[Records]
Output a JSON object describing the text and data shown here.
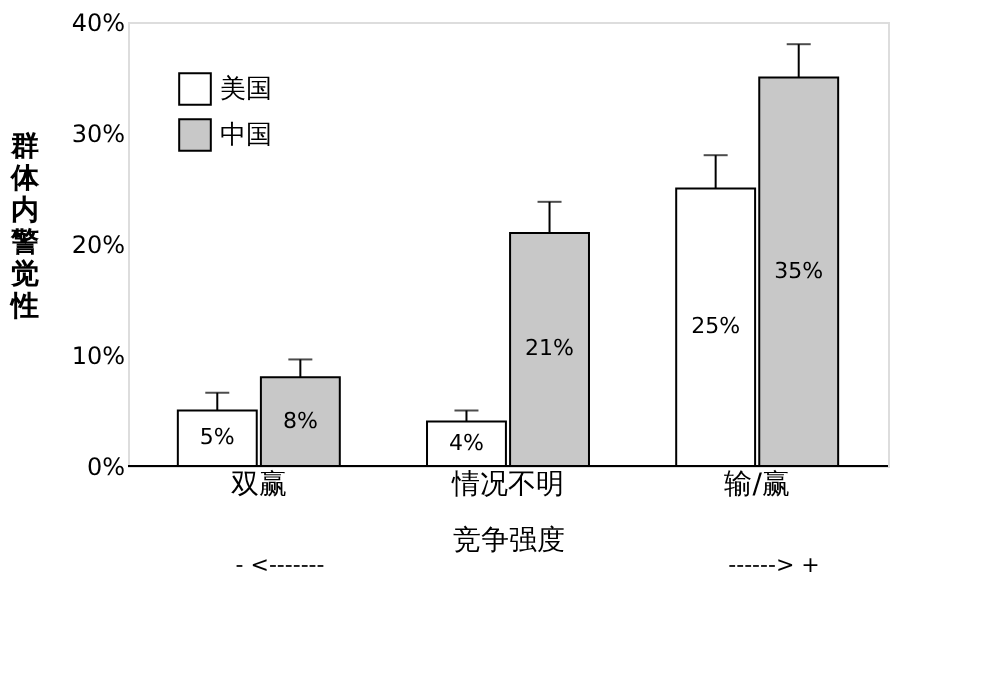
{
  "chart_data": {
    "type": "bar",
    "xlabel": "竞争强度",
    "ylabel": "群体内警觉性",
    "categories": [
      "双赢",
      "情况不明",
      "输/赢"
    ],
    "series": [
      {
        "name": "美国",
        "color": "#ffffff",
        "values": [
          5,
          4,
          25
        ],
        "errors": [
          [
            5,
            6.6
          ],
          [
            4,
            5
          ],
          [
            25,
            28
          ]
        ],
        "value_labels": [
          "5%",
          "4%",
          "25%"
        ]
      },
      {
        "name": "中国",
        "color": "#c8c8c8",
        "values": [
          8,
          21,
          35
        ],
        "errors": [
          [
            8,
            9.6
          ],
          [
            21,
            23.8
          ],
          [
            35,
            38
          ]
        ],
        "value_labels": [
          "8%",
          "21%",
          "35%"
        ]
      }
    ],
    "ylim": [
      0,
      40
    ],
    "yticks": [
      {
        "value": 0,
        "label": "0%"
      },
      {
        "value": 10,
        "label": "10%"
      },
      {
        "value": 20,
        "label": "20%"
      },
      {
        "value": 30,
        "label": "30%"
      },
      {
        "value": 40,
        "label": "40%"
      }
    ],
    "annotations": [
      "- <-------",
      "------> +"
    ],
    "legend": "top left",
    "grid": false
  }
}
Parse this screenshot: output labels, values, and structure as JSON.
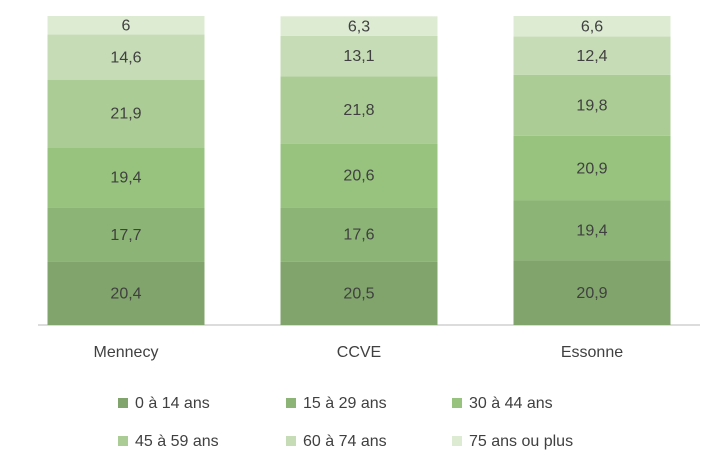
{
  "chart_data": {
    "type": "stacked_bar",
    "categories": [
      "Mennecy",
      "CCVE",
      "Essonne"
    ],
    "ylim": [
      0,
      100
    ],
    "legend": "bottom",
    "series": [
      {
        "name": "0 à 14 ans",
        "color": "#80a46b",
        "values": [
          20.4,
          20.5,
          20.9
        ],
        "value_labels": [
          "20,4",
          "20,5",
          "20,9"
        ]
      },
      {
        "name": "15 à 29 ans",
        "color": "#8cb476",
        "values": [
          17.7,
          17.6,
          19.4
        ],
        "value_labels": [
          "17,7",
          "17,6",
          "19,4"
        ]
      },
      {
        "name": "30 à 44 ans",
        "color": "#98c37f",
        "values": [
          19.4,
          20.6,
          20.9
        ],
        "value_labels": [
          "19,4",
          "20,6",
          "20,9"
        ]
      },
      {
        "name": "45 à 59 ans",
        "color": "#abcc94",
        "values": [
          21.9,
          21.8,
          19.8
        ],
        "value_labels": [
          "21,9",
          "21,8",
          "19,8"
        ]
      },
      {
        "name": "60 à 74 ans",
        "color": "#c6dcb6",
        "values": [
          14.6,
          13.1,
          12.4
        ],
        "value_labels": [
          "14,6",
          "13,1",
          "12,4"
        ]
      },
      {
        "name": "75 ans ou plus",
        "color": "#ddebd3",
        "values": [
          6,
          6.3,
          6.6
        ],
        "value_labels": [
          "6",
          "6,3",
          "6,6"
        ]
      }
    ]
  }
}
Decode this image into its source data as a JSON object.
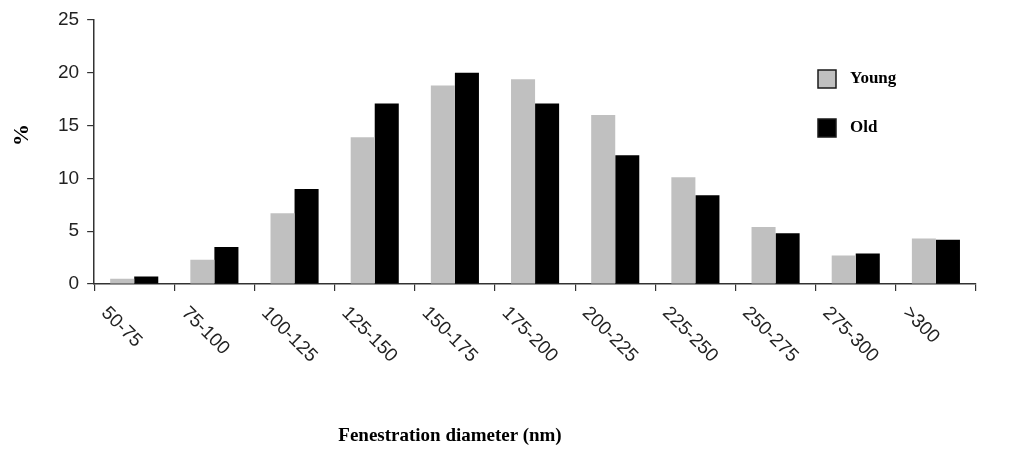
{
  "chart_data": {
    "type": "bar",
    "xlabel": "Fenestration diameter (nm)",
    "ylabel": "%",
    "categories": [
      "50-75",
      "75-100",
      "100-125",
      "125-150",
      "150-175",
      "175-200",
      "200-225",
      "225-250",
      "250-275",
      "275-300",
      ">300"
    ],
    "series": [
      {
        "name": "Young",
        "color": "#c0c0c0",
        "values": [
          0.5,
          2.3,
          6.7,
          13.9,
          18.8,
          19.4,
          16.0,
          10.1,
          5.4,
          2.7,
          4.3
        ]
      },
      {
        "name": "Old",
        "color": "#000000",
        "values": [
          0.7,
          3.5,
          9.0,
          17.1,
          20.0,
          17.1,
          12.2,
          8.4,
          4.8,
          2.9,
          4.2
        ]
      }
    ],
    "ylim": [
      0,
      25
    ],
    "yticks": [
      0,
      5,
      10,
      15,
      20,
      25
    ],
    "grid": false,
    "legend": "top right"
  }
}
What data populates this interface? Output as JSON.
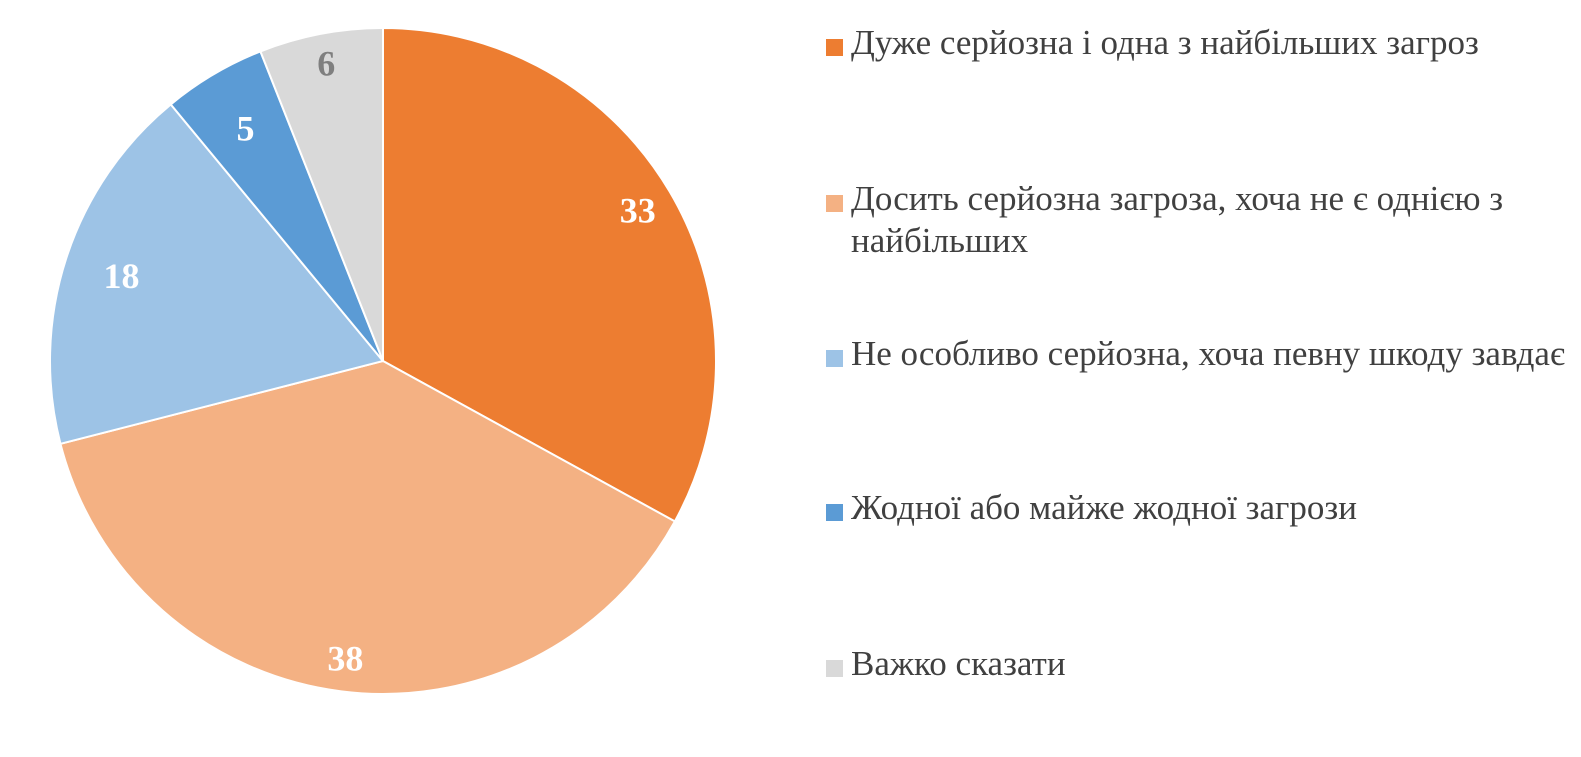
{
  "chart_data": {
    "type": "pie",
    "title": "",
    "start_angle_deg": 0,
    "direction": "clockwise",
    "legend_position": "right",
    "slices": [
      {
        "label": "Дуже серйозна і одна з найбільших загроз",
        "value": 33,
        "color": "#ED7D31",
        "label_color": "#FFFFFF"
      },
      {
        "label": "Досить серйозна загроза, хоча не є однією з найбільших",
        "value": 38,
        "color": "#F4B183",
        "label_color": "#FFFFFF"
      },
      {
        "label": "Не особливо серйозна, хоча певну шкоду завдає",
        "value": 18,
        "color": "#9DC3E6",
        "label_color": "#FFFFFF"
      },
      {
        "label": "Жодної або майже жодної загрози",
        "value": 5,
        "color": "#5B9BD5",
        "label_color": "#FFFFFF"
      },
      {
        "label": "Важко сказати",
        "value": 6,
        "color": "#D9D9D9",
        "label_color": "#7F7F7F"
      }
    ]
  },
  "legend": {
    "items": [
      {
        "label": "Дуже серйозна і одна з найбільших загроз",
        "color": "#ED7D31"
      },
      {
        "label": "Досить серйозна загроза, хоча не є однією з найбільших",
        "color": "#F4B183"
      },
      {
        "label": "Не особливо серйозна, хоча певну шкоду завдає",
        "color": "#9DC3E6"
      },
      {
        "label": "Жодної або майже жодної загрози",
        "color": "#5B9BD5"
      },
      {
        "label": "Важко сказати",
        "color": "#D9D9D9"
      }
    ]
  }
}
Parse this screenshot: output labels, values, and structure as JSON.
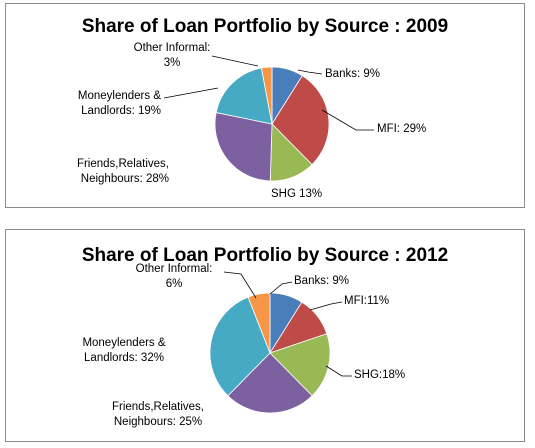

-- Task prompt --
Every line of the material is to be quoted exactly, with no pictures carried over.

-- Finished task --
Output a JSON object describing the text and data shown here.
{
  "chart_data": {
    "type": "bar",
    "xlabel": "竞争强度",
    "ylabel": "群体内警觉性",
    "categories": [
      "双赢",
      "情况不明",
      "输/赢"
    ],
    "series": [
      {
        "name": "美国",
        "color": "#ffffff",
        "values": [
          5,
          4,
          25
        ],
        "errors": [
          [
            5,
            6.6
          ],
          [
            4,
            5
          ],
          [
            25,
            28
          ]
        ],
        "value_labels": [
          "5%",
          "4%",
          "25%"
        ]
      },
      {
        "name": "中国",
        "color": "#c8c8c8",
        "values": [
          8,
          21,
          35
        ],
        "errors": [
          [
            8,
            9.6
          ],
          [
            21,
            23.8
          ],
          [
            35,
            38
          ]
        ],
        "value_labels": [
          "8%",
          "21%",
          "35%"
        ]
      }
    ],
    "ylim": [
      0,
      40
    ],
    "yticks": [
      {
        "value": 0,
        "label": "0%"
      },
      {
        "value": 10,
        "label": "10%"
      },
      {
        "value": 20,
        "label": "20%"
      },
      {
        "value": 30,
        "label": "30%"
      },
      {
        "value": 40,
        "label": "40%"
      }
    ],
    "annotations": [
      "- <-------",
      "------> +"
    ],
    "legend": "top left",
    "grid": false
  }
}
Parse this screenshot: output labels, values, and structure as JSON.
{
  "chart_data": {
    "type": "stacked_bar",
    "categories": [
      "Mennecy",
      "CCVE",
      "Essonne"
    ],
    "ylim": [
      0,
      100
    ],
    "legend": "bottom",
    "series": [
      {
        "name": "0 à 14 ans",
        "color": "#80a46b",
        "values": [
          20.4,
          20.5,
          20.9
        ],
        "value_labels": [
          "20,4",
          "20,5",
          "20,9"
        ]
      },
      {
        "name": "15 à 29 ans",
        "color": "#8cb476",
        "values": [
          17.7,
          17.6,
          19.4
        ],
        "value_labels": [
          "17,7",
          "17,6",
          "19,4"
        ]
      },
      {
        "name": "30 à 44 ans",
        "color": "#98c37f",
        "values": [
          19.4,
          20.6,
          20.9
        ],
        "value_labels": [
          "19,4",
          "20,6",
          "20,9"
        ]
      },
      {
        "name": "45 à 59 ans",
        "color": "#abcc94",
        "values": [
          21.9,
          21.8,
          19.8
        ],
        "value_labels": [
          "21,9",
          "21,8",
          "19,8"
        ]
      },
      {
        "name": "60 à 74 ans",
        "color": "#c6dcb6",
        "values": [
          14.6,
          13.1,
          12.4
        ],
        "value_labels": [
          "14,6",
          "13,1",
          "12,4"
        ]
      },
      {
        "name": "75 ans ou plus",
        "color": "#ddebd3",
        "values": [
          6,
          6.3,
          6.6
        ],
        "value_labels": [
          "6",
          "6,3",
          "6,6"
        ]
      }
    ]
  }
}
Decode this image into its source data as a JSON object.
{
  "chart_data": {
    "type": "bar",
    "xlabel": "Fenestration diameter (nm)",
    "ylabel": "%",
    "categories": [
      "50-75",
      "75-100",
      "100-125",
      "125-150",
      "150-175",
      "175-200",
      "200-225",
      "225-250",
      "250-275",
      "275-300",
      ">300"
    ],
    "series": [
      {
        "name": "Young",
        "color": "#c0c0c0",
        "values": [
          0.5,
          2.3,
          6.7,
          13.9,
          18.8,
          19.4,
          16.0,
          10.1,
          5.4,
          2.7,
          4.3
        ]
      },
      {
        "name": "Old",
        "color": "#000000",
        "values": [
          0.7,
          3.5,
          9.0,
          17.1,
          20.0,
          17.1,
          12.2,
          8.4,
          4.8,
          2.9,
          4.2
        ]
      }
    ],
    "ylim": [
      0,
      25
    ],
    "yticks": [
      0,
      5,
      10,
      15,
      20,
      25
    ],
    "grid": false,
    "legend": "top right"
  }
}
What data populates this interface? Output as JSON.
{
  "chart_data": {
    "type": "pie",
    "title": "",
    "start_angle_deg": 0,
    "direction": "clockwise",
    "legend_position": "right",
    "slices": [
      {
        "label": "Дуже серйозна і одна з найбільших загроз",
        "value": 33,
        "color": "#ED7D31",
        "label_color": "#FFFFFF"
      },
      {
        "label": "Досить серйозна загроза, хоча не є однією з найбільших",
        "value": 38,
        "color": "#F4B183",
        "label_color": "#FFFFFF"
      },
      {
        "label": "Не особливо серйозна, хоча певну шкоду завдає",
        "value": 18,
        "color": "#9DC3E6",
        "label_color": "#FFFFFF"
      },
      {
        "label": "Жодної або майже жодної загрози",
        "value": 5,
        "color": "#5B9BD5",
        "label_color": "#FFFFFF"
      },
      {
        "label": "Важко сказати",
        "value": 6,
        "color": "#D9D9D9",
        "label_color": "#7F7F7F"
      }
    ]
  },
  "legend": {
    "items": [
      {
        "label": "Дуже серйозна і одна з найбільших загроз",
        "color": "#ED7D31"
      },
      {
        "label": "Досить серйозна загроза, хоча не є однією з найбільших",
        "color": "#F4B183"
      },
      {
        "label": "Не особливо серйозна, хоча певну шкоду завдає",
        "color": "#9DC3E6"
      },
      {
        "label": "Жодної або майже жодної загрози",
        "color": "#5B9BD5"
      },
      {
        "label": "Важко сказати",
        "color": "#D9D9D9"
      }
    ]
  }
}
Parse this screenshot: output labels, values, and structure as JSON.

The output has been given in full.